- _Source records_
————

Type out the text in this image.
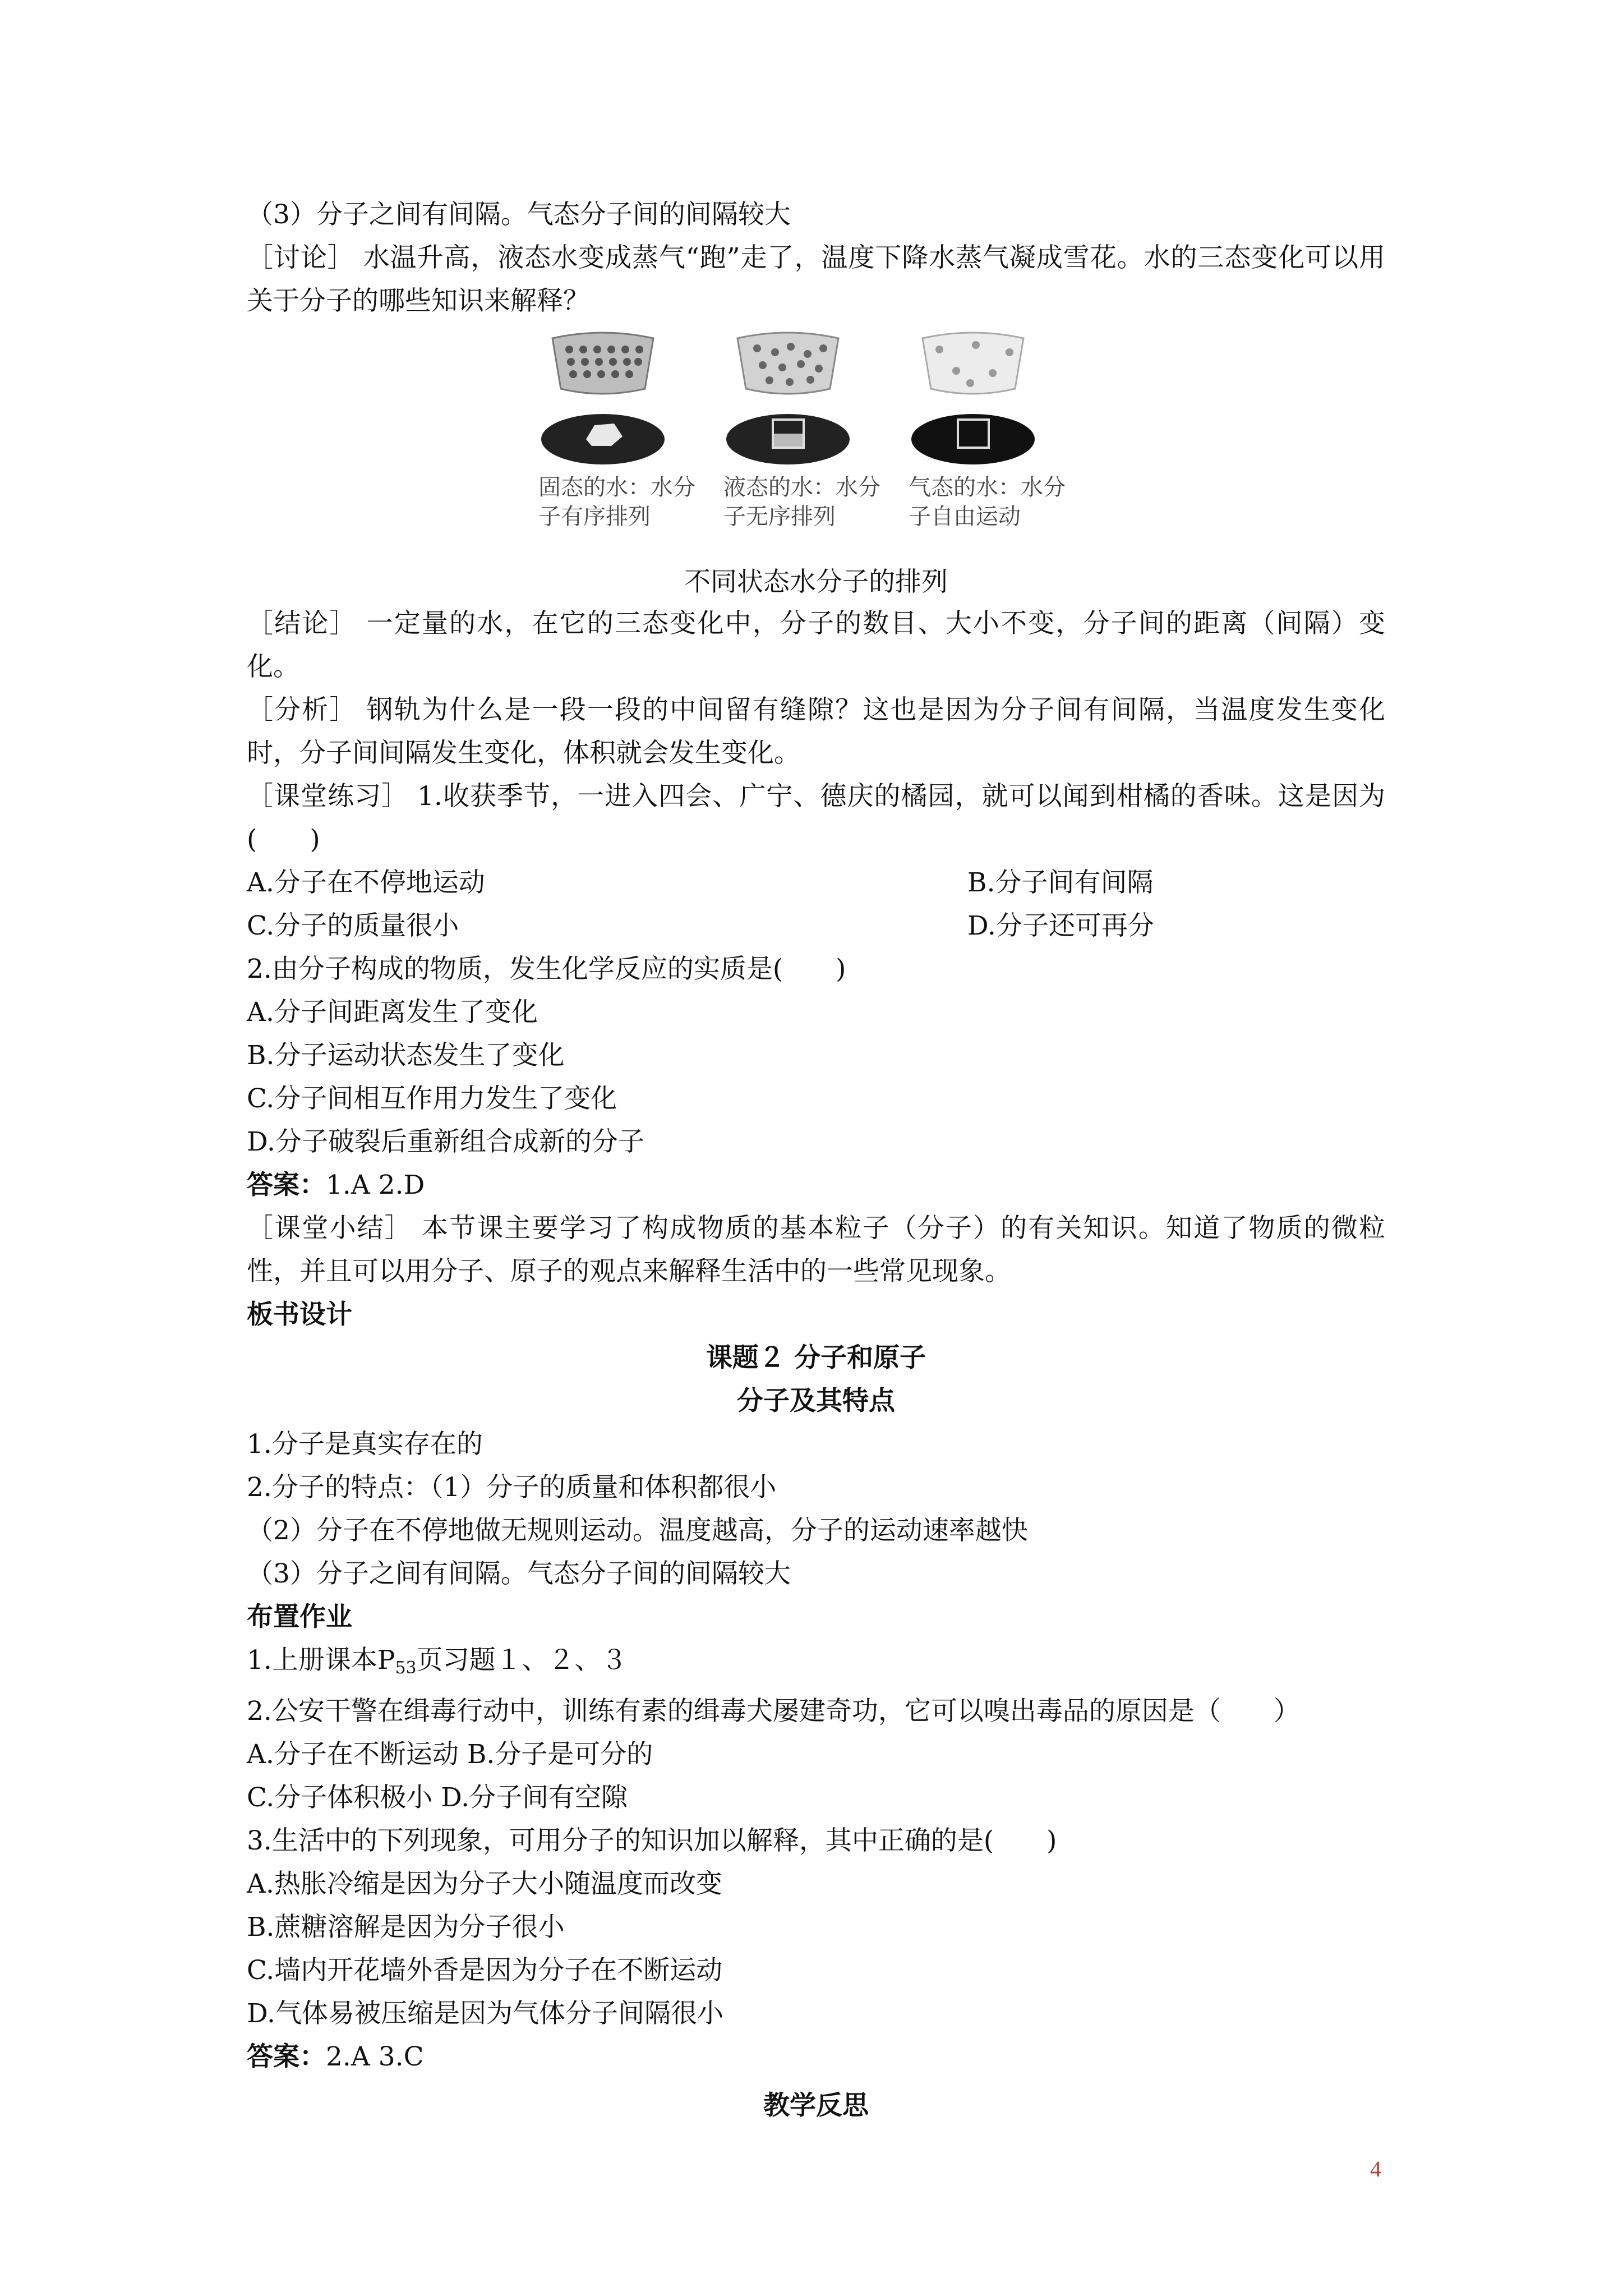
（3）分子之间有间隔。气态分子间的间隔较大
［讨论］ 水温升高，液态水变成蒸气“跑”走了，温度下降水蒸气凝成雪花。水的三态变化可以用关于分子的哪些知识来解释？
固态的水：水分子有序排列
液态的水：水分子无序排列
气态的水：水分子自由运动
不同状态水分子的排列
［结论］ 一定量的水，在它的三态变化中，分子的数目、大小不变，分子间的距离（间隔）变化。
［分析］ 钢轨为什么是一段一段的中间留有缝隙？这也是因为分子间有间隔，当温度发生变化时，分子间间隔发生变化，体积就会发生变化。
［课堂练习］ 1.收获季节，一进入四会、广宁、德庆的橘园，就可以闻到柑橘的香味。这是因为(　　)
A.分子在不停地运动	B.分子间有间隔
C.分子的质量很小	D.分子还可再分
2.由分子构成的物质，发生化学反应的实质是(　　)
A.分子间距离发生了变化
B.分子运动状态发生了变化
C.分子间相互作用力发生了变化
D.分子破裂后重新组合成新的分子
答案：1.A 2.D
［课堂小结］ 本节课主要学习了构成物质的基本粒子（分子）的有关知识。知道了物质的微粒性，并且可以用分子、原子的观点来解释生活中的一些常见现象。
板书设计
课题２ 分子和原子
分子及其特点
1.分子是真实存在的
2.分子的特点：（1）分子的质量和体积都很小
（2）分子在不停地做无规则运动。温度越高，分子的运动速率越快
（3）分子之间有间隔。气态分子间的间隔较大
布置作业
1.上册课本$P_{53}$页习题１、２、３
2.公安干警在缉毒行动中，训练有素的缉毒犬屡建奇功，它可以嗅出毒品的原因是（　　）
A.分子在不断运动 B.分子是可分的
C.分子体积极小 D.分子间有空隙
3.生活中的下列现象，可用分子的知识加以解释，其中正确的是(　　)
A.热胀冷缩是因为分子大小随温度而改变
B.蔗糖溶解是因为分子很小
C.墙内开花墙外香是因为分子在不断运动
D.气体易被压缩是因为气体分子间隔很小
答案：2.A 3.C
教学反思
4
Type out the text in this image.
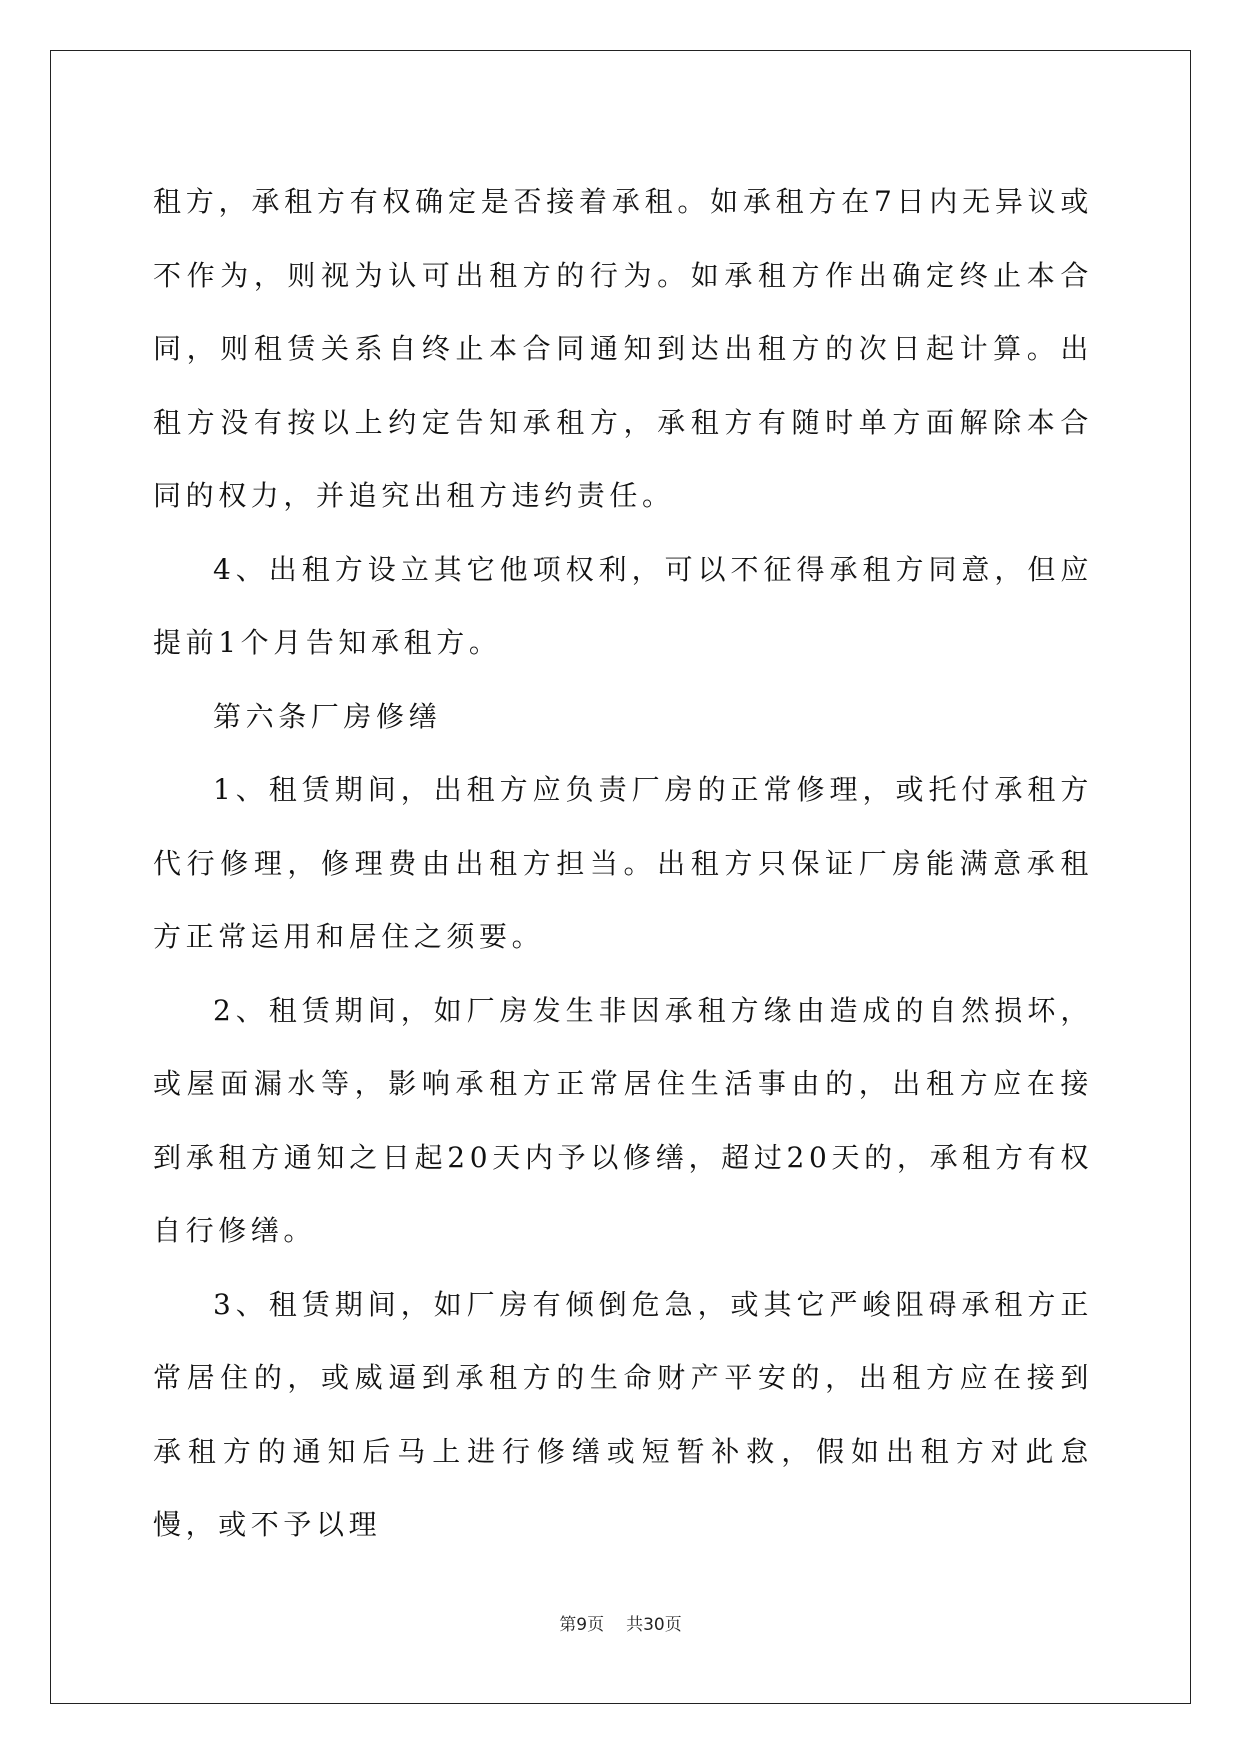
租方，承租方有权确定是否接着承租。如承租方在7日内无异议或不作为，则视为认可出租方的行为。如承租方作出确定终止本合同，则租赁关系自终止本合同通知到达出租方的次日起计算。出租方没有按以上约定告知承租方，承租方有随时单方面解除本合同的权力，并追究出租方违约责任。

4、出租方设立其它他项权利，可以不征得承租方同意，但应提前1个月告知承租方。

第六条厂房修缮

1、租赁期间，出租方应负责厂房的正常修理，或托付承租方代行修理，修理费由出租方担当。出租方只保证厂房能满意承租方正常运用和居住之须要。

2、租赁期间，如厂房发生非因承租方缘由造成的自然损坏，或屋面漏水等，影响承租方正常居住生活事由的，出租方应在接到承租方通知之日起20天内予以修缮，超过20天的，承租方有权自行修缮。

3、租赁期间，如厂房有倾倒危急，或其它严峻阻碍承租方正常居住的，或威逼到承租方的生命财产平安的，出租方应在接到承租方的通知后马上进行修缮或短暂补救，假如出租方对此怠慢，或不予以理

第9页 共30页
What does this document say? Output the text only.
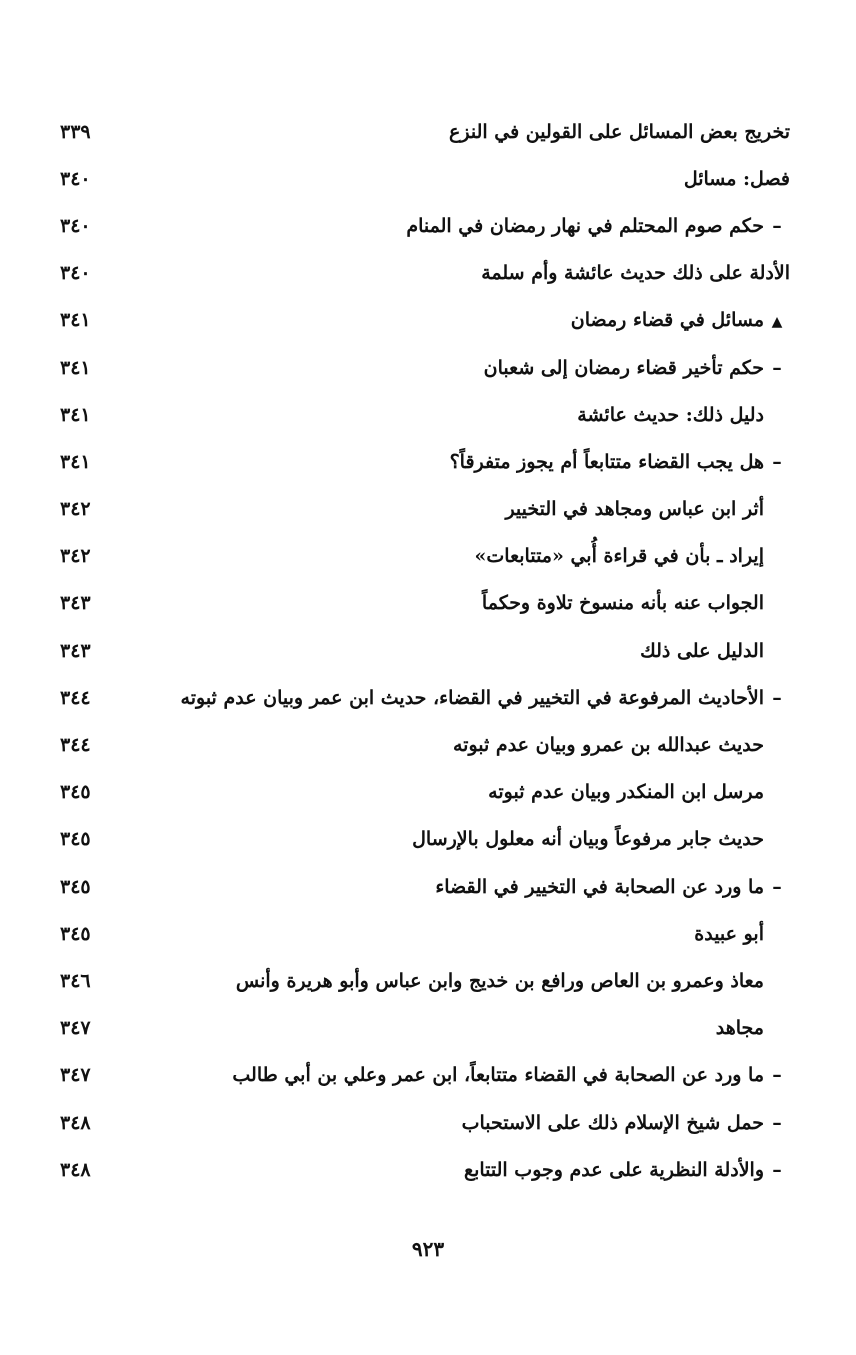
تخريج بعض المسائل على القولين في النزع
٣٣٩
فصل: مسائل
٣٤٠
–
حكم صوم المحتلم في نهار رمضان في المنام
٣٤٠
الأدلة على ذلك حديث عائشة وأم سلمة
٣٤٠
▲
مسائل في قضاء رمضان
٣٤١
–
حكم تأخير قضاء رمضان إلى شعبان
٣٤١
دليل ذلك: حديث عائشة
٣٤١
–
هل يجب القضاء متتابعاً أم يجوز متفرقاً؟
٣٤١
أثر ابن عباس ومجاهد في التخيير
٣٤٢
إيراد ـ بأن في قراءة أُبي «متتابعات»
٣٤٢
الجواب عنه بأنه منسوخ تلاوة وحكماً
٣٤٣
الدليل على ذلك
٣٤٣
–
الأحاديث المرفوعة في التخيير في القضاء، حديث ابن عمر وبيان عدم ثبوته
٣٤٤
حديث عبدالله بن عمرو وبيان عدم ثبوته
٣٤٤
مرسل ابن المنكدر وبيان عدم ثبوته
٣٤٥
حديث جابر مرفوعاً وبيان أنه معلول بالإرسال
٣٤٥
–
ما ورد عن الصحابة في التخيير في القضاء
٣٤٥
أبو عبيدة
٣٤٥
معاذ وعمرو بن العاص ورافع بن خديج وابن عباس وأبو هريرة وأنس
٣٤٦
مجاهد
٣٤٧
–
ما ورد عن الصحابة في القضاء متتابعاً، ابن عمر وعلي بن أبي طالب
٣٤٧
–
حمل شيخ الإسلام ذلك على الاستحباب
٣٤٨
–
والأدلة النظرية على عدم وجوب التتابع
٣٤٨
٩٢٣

————

Identify and copy all lines with the word "الصحابة".

- _RESULT_
ما ورد عن الصحابة في التخيير في القضاء
ما ورد عن الصحابة في القضاء متتابعاً، ابن عمر وعلي بن أبي طالب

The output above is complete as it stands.